## GIVEN PROBLEM
Select all lines holding the word "понеділок" from the entries that follow.

## MATERIAL FOR THE TASK
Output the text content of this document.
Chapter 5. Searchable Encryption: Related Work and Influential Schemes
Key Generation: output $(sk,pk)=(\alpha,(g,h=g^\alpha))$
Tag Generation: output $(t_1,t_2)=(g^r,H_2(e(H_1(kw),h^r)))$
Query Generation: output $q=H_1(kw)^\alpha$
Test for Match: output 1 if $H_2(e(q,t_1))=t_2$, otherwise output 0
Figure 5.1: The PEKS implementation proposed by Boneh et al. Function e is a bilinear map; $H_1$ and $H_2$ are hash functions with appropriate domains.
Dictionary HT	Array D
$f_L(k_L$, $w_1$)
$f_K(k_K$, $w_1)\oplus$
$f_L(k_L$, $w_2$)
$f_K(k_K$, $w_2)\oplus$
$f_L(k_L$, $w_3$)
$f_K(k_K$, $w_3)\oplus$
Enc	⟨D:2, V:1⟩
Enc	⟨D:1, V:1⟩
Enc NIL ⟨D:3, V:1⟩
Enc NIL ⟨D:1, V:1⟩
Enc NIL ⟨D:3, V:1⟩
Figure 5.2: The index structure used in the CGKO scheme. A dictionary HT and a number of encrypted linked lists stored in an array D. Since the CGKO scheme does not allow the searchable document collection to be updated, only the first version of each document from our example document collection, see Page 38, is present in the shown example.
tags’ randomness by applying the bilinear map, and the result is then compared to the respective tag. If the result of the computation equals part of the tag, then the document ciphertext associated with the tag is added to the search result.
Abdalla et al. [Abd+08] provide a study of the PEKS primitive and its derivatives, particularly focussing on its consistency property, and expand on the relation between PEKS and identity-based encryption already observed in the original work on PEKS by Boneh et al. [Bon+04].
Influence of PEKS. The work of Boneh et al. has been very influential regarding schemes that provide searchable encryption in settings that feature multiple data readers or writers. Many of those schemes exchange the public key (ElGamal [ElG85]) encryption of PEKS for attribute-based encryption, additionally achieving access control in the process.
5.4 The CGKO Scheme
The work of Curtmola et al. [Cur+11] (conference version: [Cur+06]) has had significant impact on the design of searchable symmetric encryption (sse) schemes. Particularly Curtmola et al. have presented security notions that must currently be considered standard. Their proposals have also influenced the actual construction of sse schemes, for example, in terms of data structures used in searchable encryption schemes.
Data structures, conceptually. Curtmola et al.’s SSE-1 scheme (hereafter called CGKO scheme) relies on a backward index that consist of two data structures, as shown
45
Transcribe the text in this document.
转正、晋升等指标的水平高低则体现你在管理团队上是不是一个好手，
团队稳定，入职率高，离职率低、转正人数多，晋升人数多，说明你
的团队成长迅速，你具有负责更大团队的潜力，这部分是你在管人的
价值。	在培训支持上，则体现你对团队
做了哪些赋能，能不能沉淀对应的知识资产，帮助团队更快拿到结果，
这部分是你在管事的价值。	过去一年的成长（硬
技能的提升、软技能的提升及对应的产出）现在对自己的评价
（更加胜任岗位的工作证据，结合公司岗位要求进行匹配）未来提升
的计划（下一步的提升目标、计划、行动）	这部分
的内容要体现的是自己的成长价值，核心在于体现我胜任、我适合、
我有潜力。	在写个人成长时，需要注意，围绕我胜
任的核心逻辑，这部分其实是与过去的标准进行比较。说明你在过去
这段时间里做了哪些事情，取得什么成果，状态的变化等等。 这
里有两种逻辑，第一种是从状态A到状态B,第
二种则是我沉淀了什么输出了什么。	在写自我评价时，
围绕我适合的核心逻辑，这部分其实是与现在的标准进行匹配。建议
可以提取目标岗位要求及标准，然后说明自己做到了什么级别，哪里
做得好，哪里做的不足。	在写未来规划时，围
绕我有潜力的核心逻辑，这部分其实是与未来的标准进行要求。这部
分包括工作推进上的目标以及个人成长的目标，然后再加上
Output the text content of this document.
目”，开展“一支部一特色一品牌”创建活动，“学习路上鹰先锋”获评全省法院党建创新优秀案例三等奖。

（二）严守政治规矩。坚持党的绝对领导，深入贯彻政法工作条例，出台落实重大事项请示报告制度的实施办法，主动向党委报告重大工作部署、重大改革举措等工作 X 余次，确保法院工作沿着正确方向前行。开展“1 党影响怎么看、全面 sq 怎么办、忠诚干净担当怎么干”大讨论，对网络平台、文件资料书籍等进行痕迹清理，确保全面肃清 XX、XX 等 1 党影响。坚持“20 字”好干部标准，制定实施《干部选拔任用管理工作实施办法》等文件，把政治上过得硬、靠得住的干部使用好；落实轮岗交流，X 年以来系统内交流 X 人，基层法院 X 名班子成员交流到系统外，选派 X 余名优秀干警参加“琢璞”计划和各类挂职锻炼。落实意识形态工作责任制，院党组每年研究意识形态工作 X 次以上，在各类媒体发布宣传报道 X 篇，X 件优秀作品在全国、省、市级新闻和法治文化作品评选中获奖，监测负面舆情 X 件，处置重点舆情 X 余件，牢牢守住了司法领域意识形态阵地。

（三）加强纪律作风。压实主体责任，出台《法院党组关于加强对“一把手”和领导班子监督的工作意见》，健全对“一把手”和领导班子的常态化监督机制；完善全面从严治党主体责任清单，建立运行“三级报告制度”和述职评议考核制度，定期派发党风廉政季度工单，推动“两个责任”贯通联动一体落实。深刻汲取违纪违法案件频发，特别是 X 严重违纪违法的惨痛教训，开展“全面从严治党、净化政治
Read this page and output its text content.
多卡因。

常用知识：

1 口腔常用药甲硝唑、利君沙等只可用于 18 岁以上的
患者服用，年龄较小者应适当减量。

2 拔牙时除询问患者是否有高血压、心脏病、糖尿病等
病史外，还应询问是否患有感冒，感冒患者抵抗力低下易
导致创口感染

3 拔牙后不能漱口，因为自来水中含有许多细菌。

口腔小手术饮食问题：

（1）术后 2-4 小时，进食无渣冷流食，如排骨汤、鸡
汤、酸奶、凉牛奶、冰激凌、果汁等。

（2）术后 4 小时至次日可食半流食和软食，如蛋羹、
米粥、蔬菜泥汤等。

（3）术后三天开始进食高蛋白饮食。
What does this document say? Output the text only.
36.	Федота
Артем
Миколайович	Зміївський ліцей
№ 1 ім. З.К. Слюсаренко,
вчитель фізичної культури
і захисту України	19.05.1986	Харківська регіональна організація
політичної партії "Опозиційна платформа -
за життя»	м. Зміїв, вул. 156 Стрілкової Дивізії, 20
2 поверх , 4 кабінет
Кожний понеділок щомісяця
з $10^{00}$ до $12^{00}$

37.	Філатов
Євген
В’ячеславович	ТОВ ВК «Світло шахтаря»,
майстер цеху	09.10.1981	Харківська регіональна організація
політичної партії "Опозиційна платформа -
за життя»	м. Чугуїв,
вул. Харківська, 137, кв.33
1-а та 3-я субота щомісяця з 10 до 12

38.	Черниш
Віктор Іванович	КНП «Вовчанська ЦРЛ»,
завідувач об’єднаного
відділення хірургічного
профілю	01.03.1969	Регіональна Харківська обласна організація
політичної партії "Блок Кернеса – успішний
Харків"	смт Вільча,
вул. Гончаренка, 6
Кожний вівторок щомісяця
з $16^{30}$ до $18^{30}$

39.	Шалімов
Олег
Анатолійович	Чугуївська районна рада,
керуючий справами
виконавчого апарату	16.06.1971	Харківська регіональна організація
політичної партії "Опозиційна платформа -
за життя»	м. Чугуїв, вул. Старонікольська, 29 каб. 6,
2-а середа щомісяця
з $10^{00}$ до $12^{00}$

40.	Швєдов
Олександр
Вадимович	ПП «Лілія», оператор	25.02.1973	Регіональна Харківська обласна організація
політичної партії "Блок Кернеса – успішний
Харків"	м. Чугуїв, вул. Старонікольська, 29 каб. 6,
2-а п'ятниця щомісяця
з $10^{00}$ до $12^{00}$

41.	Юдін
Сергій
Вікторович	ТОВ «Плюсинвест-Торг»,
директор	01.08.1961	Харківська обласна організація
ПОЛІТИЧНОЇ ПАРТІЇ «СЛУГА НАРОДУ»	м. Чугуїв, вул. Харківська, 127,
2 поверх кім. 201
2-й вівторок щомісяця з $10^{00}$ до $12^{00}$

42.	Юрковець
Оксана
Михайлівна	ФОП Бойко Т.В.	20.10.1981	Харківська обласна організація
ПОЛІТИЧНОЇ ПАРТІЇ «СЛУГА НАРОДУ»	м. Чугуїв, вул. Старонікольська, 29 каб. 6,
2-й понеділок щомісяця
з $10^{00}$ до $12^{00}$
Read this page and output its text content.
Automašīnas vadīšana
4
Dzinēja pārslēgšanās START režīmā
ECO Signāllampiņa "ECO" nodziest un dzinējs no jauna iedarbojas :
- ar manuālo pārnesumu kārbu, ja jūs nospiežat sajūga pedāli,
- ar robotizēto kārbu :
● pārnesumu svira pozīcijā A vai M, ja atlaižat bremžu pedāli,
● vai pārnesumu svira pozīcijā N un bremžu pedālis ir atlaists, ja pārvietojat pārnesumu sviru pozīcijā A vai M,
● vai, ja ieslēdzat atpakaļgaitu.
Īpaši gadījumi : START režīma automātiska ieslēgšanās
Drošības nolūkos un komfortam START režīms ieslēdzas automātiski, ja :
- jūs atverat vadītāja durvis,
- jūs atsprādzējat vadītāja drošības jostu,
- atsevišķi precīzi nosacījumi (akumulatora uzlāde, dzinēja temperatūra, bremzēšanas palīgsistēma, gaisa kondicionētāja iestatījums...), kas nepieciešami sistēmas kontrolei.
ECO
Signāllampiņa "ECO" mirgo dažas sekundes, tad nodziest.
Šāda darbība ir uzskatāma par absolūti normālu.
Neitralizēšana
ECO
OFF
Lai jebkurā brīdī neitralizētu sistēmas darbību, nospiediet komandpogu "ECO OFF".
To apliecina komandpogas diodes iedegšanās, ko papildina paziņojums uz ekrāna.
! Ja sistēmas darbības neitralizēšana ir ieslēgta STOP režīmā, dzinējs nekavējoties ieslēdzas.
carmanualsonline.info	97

## SOLUTION TO THIS EXERCISE
Кожний понеділок щомісяця
2-й понеділок щомісяця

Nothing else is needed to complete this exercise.